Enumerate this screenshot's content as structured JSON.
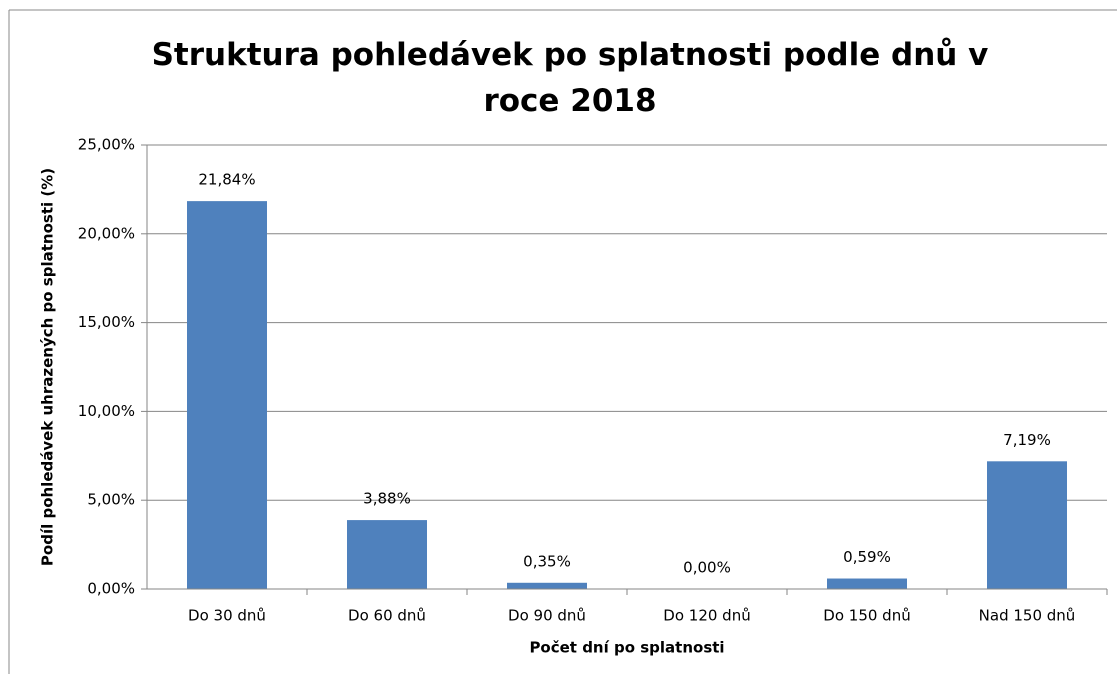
{
  "chart_data": {
    "type": "bar",
    "title": "Struktura pohledávek po splatnosti podle dnů v roce 2018",
    "x_label": "Počet dní po splatnosti",
    "y_label": "Podíl pohledávek uhrazených po splatnosti (%)",
    "categories": [
      "Do 30 dnů",
      "Do 60 dnů",
      "Do 90 dnů",
      "Do 120 dnů",
      "Do 150 dnů",
      "Nad 150 dnů"
    ],
    "values": [
      21.84,
      3.88,
      0.35,
      0,
      0.59,
      7.19
    ],
    "value_labels": [
      "21,84%",
      "3,88%",
      "0,35%",
      "0,00%",
      "0,59%",
      "7,19%"
    ],
    "color": "#4f81bd",
    "ylim": [
      0,
      25
    ],
    "yticks": [
      {
        "value": 0,
        "label": "0,00%"
      },
      {
        "value": 5,
        "label": "5,00%"
      },
      {
        "value": 10,
        "label": "10,00%"
      },
      {
        "value": 15,
        "label": "15,00%"
      },
      {
        "value": 20,
        "label": "20,00%"
      },
      {
        "value": 25,
        "label": "25,00%"
      }
    ],
    "grid": true
  }
}
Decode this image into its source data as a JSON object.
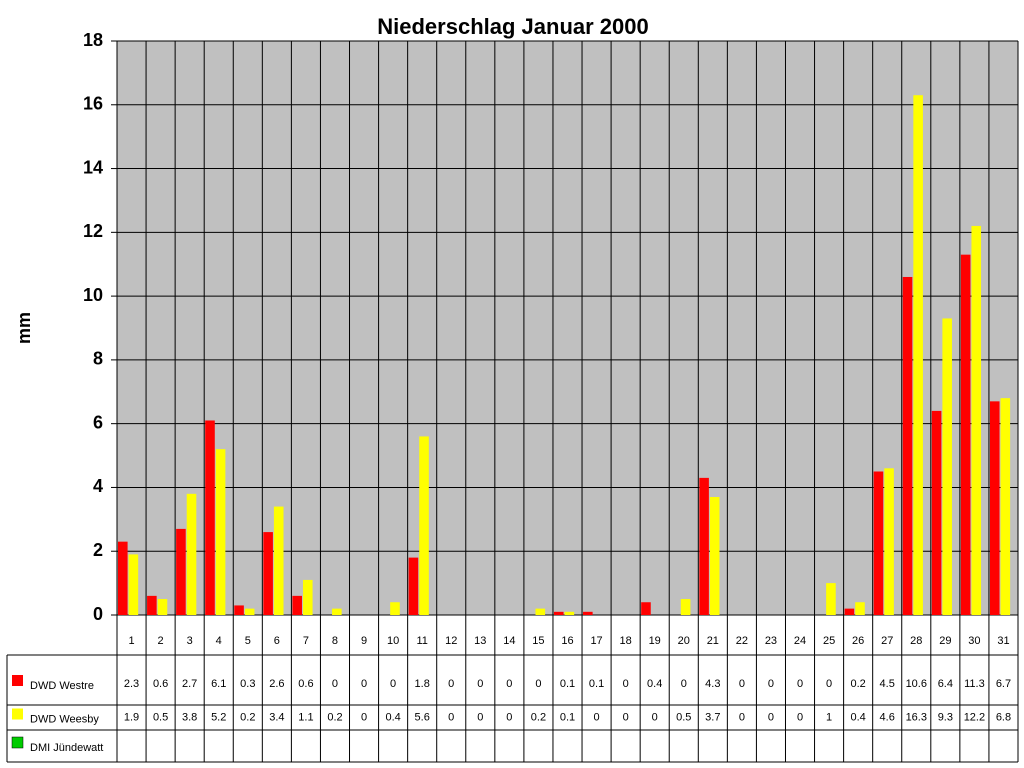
{
  "chart_data": {
    "type": "bar",
    "title": "Niederschlag Januar 2000",
    "y_label": "mm",
    "categories": [
      "1",
      "2",
      "3",
      "4",
      "5",
      "6",
      "7",
      "8",
      "9",
      "10",
      "11",
      "12",
      "13",
      "14",
      "15",
      "16",
      "17",
      "18",
      "19",
      "20",
      "21",
      "22",
      "23",
      "24",
      "25",
      "26",
      "27",
      "28",
      "29",
      "30",
      "31"
    ],
    "series": [
      {
        "name": "DWD Westre",
        "color": "#ff0000",
        "values": [
          2.3,
          0.6,
          2.7,
          6.1,
          0.3,
          2.6,
          0.6,
          0,
          0,
          0,
          1.8,
          0,
          0,
          0,
          0,
          0.1,
          0.1,
          0,
          0.4,
          0,
          4.3,
          0,
          0,
          0,
          0,
          0.2,
          4.5,
          10.6,
          6.4,
          11.3,
          6.7
        ]
      },
      {
        "name": "DWD Weesby",
        "color": "#ffff00",
        "values": [
          1.9,
          0.5,
          3.8,
          5.2,
          0.2,
          3.4,
          1.1,
          0.2,
          0,
          0.4,
          5.6,
          0,
          0,
          0,
          0.2,
          0.1,
          0,
          0,
          0,
          0.5,
          3.7,
          0,
          0,
          0,
          1,
          0.4,
          4.6,
          16.3,
          9.3,
          12.2,
          6.8
        ]
      },
      {
        "name": "DMI Jündewatt",
        "color": "#00cc00",
        "values": [
          null,
          null,
          null,
          null,
          null,
          null,
          null,
          null,
          null,
          null,
          null,
          null,
          null,
          null,
          null,
          null,
          null,
          null,
          null,
          null,
          null,
          null,
          null,
          null,
          null,
          null,
          null,
          null,
          null,
          null,
          null
        ]
      }
    ],
    "ylim": [
      0,
      18
    ],
    "yticks": [
      0,
      2,
      4,
      6,
      8,
      10,
      12,
      14,
      16,
      18
    ],
    "grid": true
  }
}
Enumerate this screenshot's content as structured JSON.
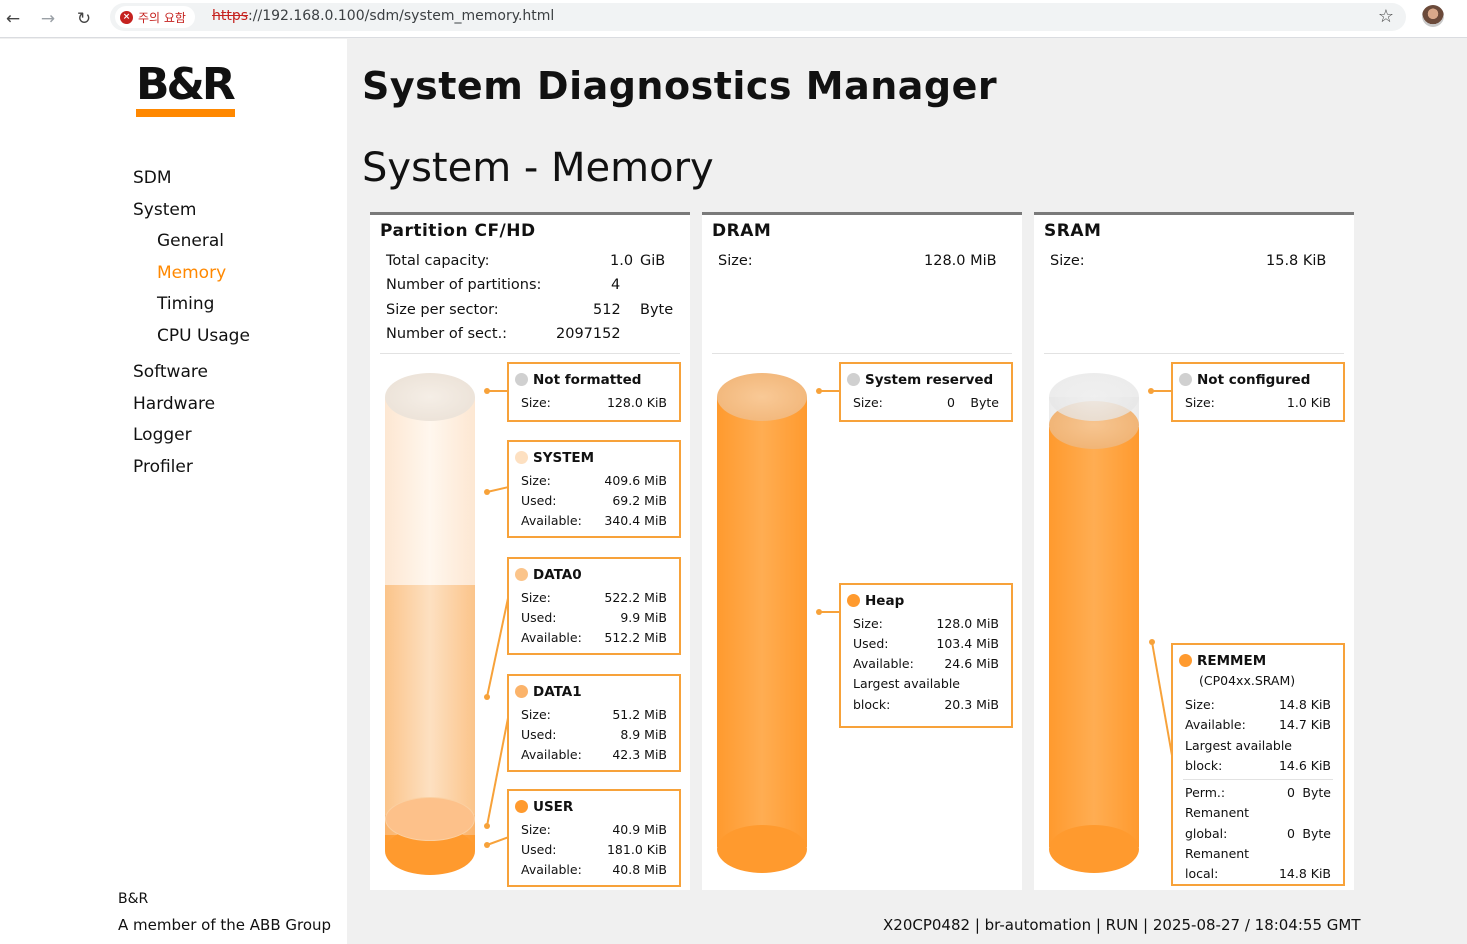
{
  "browser": {
    "warning_text": "주의 요함",
    "url_scheme": "https",
    "url_rest": "://192.168.0.100/sdm/system_memory.html"
  },
  "sidebar": {
    "brand_text": "B&R",
    "nav": [
      {
        "label": "SDM"
      },
      {
        "label": "System"
      },
      {
        "label": "General"
      },
      {
        "label": "Memory"
      },
      {
        "label": "Timing"
      },
      {
        "label": "CPU Usage"
      },
      {
        "label": "Software"
      },
      {
        "label": "Hardware"
      },
      {
        "label": "Logger"
      },
      {
        "label": "Profiler"
      }
    ],
    "footer_brand": "B&R",
    "footer_sub": "A member of the ABB Group"
  },
  "header": {
    "app_title": "System Diagnostics Manager",
    "page_title": "System - Memory"
  },
  "status_line": "X20CP0482 | br-automation | RUN | 2025-08-27 / 18:04:55 GMT",
  "panels": {
    "cf": {
      "title": "Partition CF/HD",
      "info": [
        {
          "label": "Total capacity:",
          "value": "1.0",
          "unit": "GiB"
        },
        {
          "label": "Number of partitions:",
          "value": "4",
          "unit": ""
        },
        {
          "label": "Size per sector:",
          "value": "512",
          "unit": "Byte"
        },
        {
          "label": "Number of sect.:",
          "value": "2097152",
          "unit": ""
        }
      ],
      "boxes": [
        {
          "name": "Not formatted",
          "rows": [
            [
              "Size:",
              "128.0 KiB"
            ]
          ]
        },
        {
          "name": "SYSTEM",
          "rows": [
            [
              "Size:",
              "409.6 MiB"
            ],
            [
              "Used:",
              "69.2 MiB"
            ],
            [
              "Available:",
              "340.4 MiB"
            ]
          ]
        },
        {
          "name": "DATA0",
          "rows": [
            [
              "Size:",
              "522.2 MiB"
            ],
            [
              "Used:",
              "9.9 MiB"
            ],
            [
              "Available:",
              "512.2 MiB"
            ]
          ]
        },
        {
          "name": "DATA1",
          "rows": [
            [
              "Size:",
              "51.2 MiB"
            ],
            [
              "Used:",
              "8.9 MiB"
            ],
            [
              "Available:",
              "42.3 MiB"
            ]
          ]
        },
        {
          "name": "USER",
          "rows": [
            [
              "Size:",
              "40.9 MiB"
            ],
            [
              "Used:",
              "181.0 KiB"
            ],
            [
              "Available:",
              "40.8 MiB"
            ]
          ]
        }
      ]
    },
    "dram": {
      "title": "DRAM",
      "info": [
        {
          "label": "Size:",
          "value": "128.0 MiB"
        }
      ],
      "boxes": [
        {
          "name": "System reserved",
          "rows": [
            [
              "Size:",
              "0",
              "Byte"
            ]
          ]
        },
        {
          "name": "Heap",
          "rows": [
            [
              "Size:",
              "128.0 MiB"
            ],
            [
              "Used:",
              "103.4 MiB"
            ],
            [
              "Available:",
              "24.6 MiB"
            ],
            [
              "Largest available",
              ""
            ],
            [
              "block:",
              "20.3 MiB"
            ]
          ]
        }
      ]
    },
    "sram": {
      "title": "SRAM",
      "info": [
        {
          "label": "Size:",
          "value": "15.8 KiB"
        }
      ],
      "boxes": [
        {
          "name": "Not configured",
          "rows": [
            [
              "Size:",
              "1.0 KiB"
            ]
          ]
        },
        {
          "name": "REMMEM",
          "subtitle": "(CP04xx.SRAM)",
          "rows": [
            [
              "Size:",
              "14.8 KiB"
            ],
            [
              "Available:",
              "14.7 KiB"
            ],
            [
              "Largest available",
              ""
            ],
            [
              "block:",
              "14.6 KiB"
            ],
            [
              "Perm.:",
              "0",
              "Byte"
            ],
            [
              "Remanent",
              ""
            ],
            [
              "global:",
              "0",
              "Byte"
            ],
            [
              "Remanent",
              ""
            ],
            [
              "local:",
              "14.8 KiB"
            ]
          ]
        }
      ]
    }
  },
  "colors": {
    "accent": "#ff8800",
    "box_border": "#f7a23a",
    "panel_rule": "#7a7a7a"
  }
}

○ ○ ○ ○ ○ ○ ○

Copy out all the data without changing anything, and drop the pictures.

- **Exercise output**
Enumerate this screenshot's content as structured JSON.
{
  "chart_data": {
    "type": "bar",
    "title": "Struktura pohledávek po splatnosti podle dnů v roce 2018",
    "x_label": "Počet dní po splatnosti",
    "y_label": "Podíl pohledávek uhrazených po splatnosti (%)",
    "categories": [
      "Do 30 dnů",
      "Do 60 dnů",
      "Do 90 dnů",
      "Do 120 dnů",
      "Do 150 dnů",
      "Nad 150 dnů"
    ],
    "values": [
      21.84,
      3.88,
      0.35,
      0,
      0.59,
      7.19
    ],
    "value_labels": [
      "21,84%",
      "3,88%",
      "0,35%",
      "0,00%",
      "0,59%",
      "7,19%"
    ],
    "color": "#4f81bd",
    "ylim": [
      0,
      25
    ],
    "yticks": [
      {
        "value": 0,
        "label": "0,00%"
      },
      {
        "value": 5,
        "label": "5,00%"
      },
      {
        "value": 10,
        "label": "10,00%"
      },
      {
        "value": 15,
        "label": "15,00%"
      },
      {
        "value": 20,
        "label": "20,00%"
      },
      {
        "value": 25,
        "label": "25,00%"
      }
    ],
    "grid": true
  }
}
Decode this image into its source data as a JSON object.
{
  "chart_data": {
    "type": "bar",
    "title": "Niederschlag Januar 2000",
    "y_label": "mm",
    "categories": [
      "1",
      "2",
      "3",
      "4",
      "5",
      "6",
      "7",
      "8",
      "9",
      "10",
      "11",
      "12",
      "13",
      "14",
      "15",
      "16",
      "17",
      "18",
      "19",
      "20",
      "21",
      "22",
      "23",
      "24",
      "25",
      "26",
      "27",
      "28",
      "29",
      "30",
      "31"
    ],
    "series": [
      {
        "name": "DWD Westre",
        "color": "#ff0000",
        "values": [
          2.3,
          0.6,
          2.7,
          6.1,
          0.3,
          2.6,
          0.6,
          0,
          0,
          0,
          1.8,
          0,
          0,
          0,
          0,
          0.1,
          0.1,
          0,
          0.4,
          0,
          4.3,
          0,
          0,
          0,
          0,
          0.2,
          4.5,
          10.6,
          6.4,
          11.3,
          6.7
        ]
      },
      {
        "name": "DWD Weesby",
        "color": "#ffff00",
        "values": [
          1.9,
          0.5,
          3.8,
          5.2,
          0.2,
          3.4,
          1.1,
          0.2,
          0,
          0.4,
          5.6,
          0,
          0,
          0,
          0.2,
          0.1,
          0,
          0,
          0,
          0.5,
          3.7,
          0,
          0,
          0,
          1,
          0.4,
          4.6,
          16.3,
          9.3,
          12.2,
          6.8
        ]
      },
      {
        "name": "DMI Jündewatt",
        "color": "#00cc00",
        "values": [
          null,
          null,
          null,
          null,
          null,
          null,
          null,
          null,
          null,
          null,
          null,
          null,
          null,
          null,
          null,
          null,
          null,
          null,
          null,
          null,
          null,
          null,
          null,
          null,
          null,
          null,
          null,
          null,
          null,
          null,
          null
        ]
      }
    ],
    "ylim": [
      0,
      18
    ],
    "yticks": [
      0,
      2,
      4,
      6,
      8,
      10,
      12,
      14,
      16,
      18
    ],
    "grid": true
  }
}
Enumerate this screenshot's content as structured JSON.
{
  "browser": {
    "warning_text": "주의 요함",
    "url_scheme": "https",
    "url_rest": "://192.168.0.100/sdm/system_memory.html"
  },
  "sidebar": {
    "brand_text": "B&R",
    "nav": [
      {
        "label": "SDM"
      },
      {
        "label": "System"
      },
      {
        "label": "General"
      },
      {
        "label": "Memory"
      },
      {
        "label": "Timing"
      },
      {
        "label": "CPU Usage"
      },
      {
        "label": "Software"
      },
      {
        "label": "Hardware"
      },
      {
        "label": "Logger"
      },
      {
        "label": "Profiler"
      }
    ],
    "footer_brand": "B&R",
    "footer_sub": "A member of the ABB Group"
  },
  "header": {
    "app_title": "System Diagnostics Manager",
    "page_title": "System - Memory"
  },
  "status_line": "X20CP0482 | br-automation | RUN | 2025-08-27 / 18:04:55 GMT",
  "panels": {
    "cf": {
      "title": "Partition CF/HD",
      "info": [
        {
          "label": "Total capacity:",
          "value": "1.0",
          "unit": "GiB"
        },
        {
          "label": "Number of partitions:",
          "value": "4",
          "unit": ""
        },
        {
          "label": "Size per sector:",
          "value": "512",
          "unit": "Byte"
        },
        {
          "label": "Number of sect.:",
          "value": "2097152",
          "unit": ""
        }
      ],
      "boxes": [
        {
          "name": "Not formatted",
          "rows": [
            [
              "Size:",
              "128.0 KiB"
            ]
          ]
        },
        {
          "name": "SYSTEM",
          "rows": [
            [
              "Size:",
              "409.6 MiB"
            ],
            [
              "Used:",
              "69.2 MiB"
            ],
            [
              "Available:",
              "340.4 MiB"
            ]
          ]
        },
        {
          "name": "DATA0",
          "rows": [
            [
              "Size:",
              "522.2 MiB"
            ],
            [
              "Used:",
              "9.9 MiB"
            ],
            [
              "Available:",
              "512.2 MiB"
            ]
          ]
        },
        {
          "name": "DATA1",
          "rows": [
            [
              "Size:",
              "51.2 MiB"
            ],
            [
              "Used:",
              "8.9 MiB"
            ],
            [
              "Available:",
              "42.3 MiB"
            ]
          ]
        },
        {
          "name": "USER",
          "rows": [
            [
              "Size:",
              "40.9 MiB"
            ],
            [
              "Used:",
              "181.0 KiB"
            ],
            [
              "Available:",
              "40.8 MiB"
            ]
          ]
        }
      ]
    },
    "dram": {
      "title": "DRAM",
      "info": [
        {
          "label": "Size:",
          "value": "128.0 MiB"
        }
      ],
      "boxes": [
        {
          "name": "System reserved",
          "rows": [
            [
              "Size:",
              "0",
              "Byte"
            ]
          ]
        },
        {
          "name": "Heap",
          "rows": [
            [
              "Size:",
              "128.0 MiB"
            ],
            [
              "Used:",
              "103.4 MiB"
            ],
            [
              "Available:",
              "24.6 MiB"
            ],
            [
              "Largest available",
              ""
            ],
            [
              "block:",
              "20.3 MiB"
            ]
          ]
        }
      ]
    },
    "sram": {
      "title": "SRAM",
      "info": [
        {
          "label": "Size:",
          "value": "15.8 KiB"
        }
      ],
      "boxes": [
        {
          "name": "Not configured",
          "rows": [
            [
              "Size:",
              "1.0 KiB"
            ]
          ]
        },
        {
          "name": "REMMEM",
          "subtitle": "(CP04xx.SRAM)",
          "rows": [
            [
              "Size:",
              "14.8 KiB"
            ],
            [
              "Available:",
              "14.7 KiB"
            ],
            [
              "Largest available",
              ""
            ],
            [
              "block:",
              "14.6 KiB"
            ],
            [
              "Perm.:",
              "0",
              "Byte"
            ],
            [
              "Remanent",
              ""
            ],
            [
              "global:",
              "0",
              "Byte"
            ],
            [
              "Remanent",
              ""
            ],
            [
              "local:",
              "14.8 KiB"
            ]
          ]
        }
      ]
    }
  },
  "colors": {
    "accent": "#ff8800",
    "box_border": "#f7a23a",
    "panel_rule": "#7a7a7a"
  }
}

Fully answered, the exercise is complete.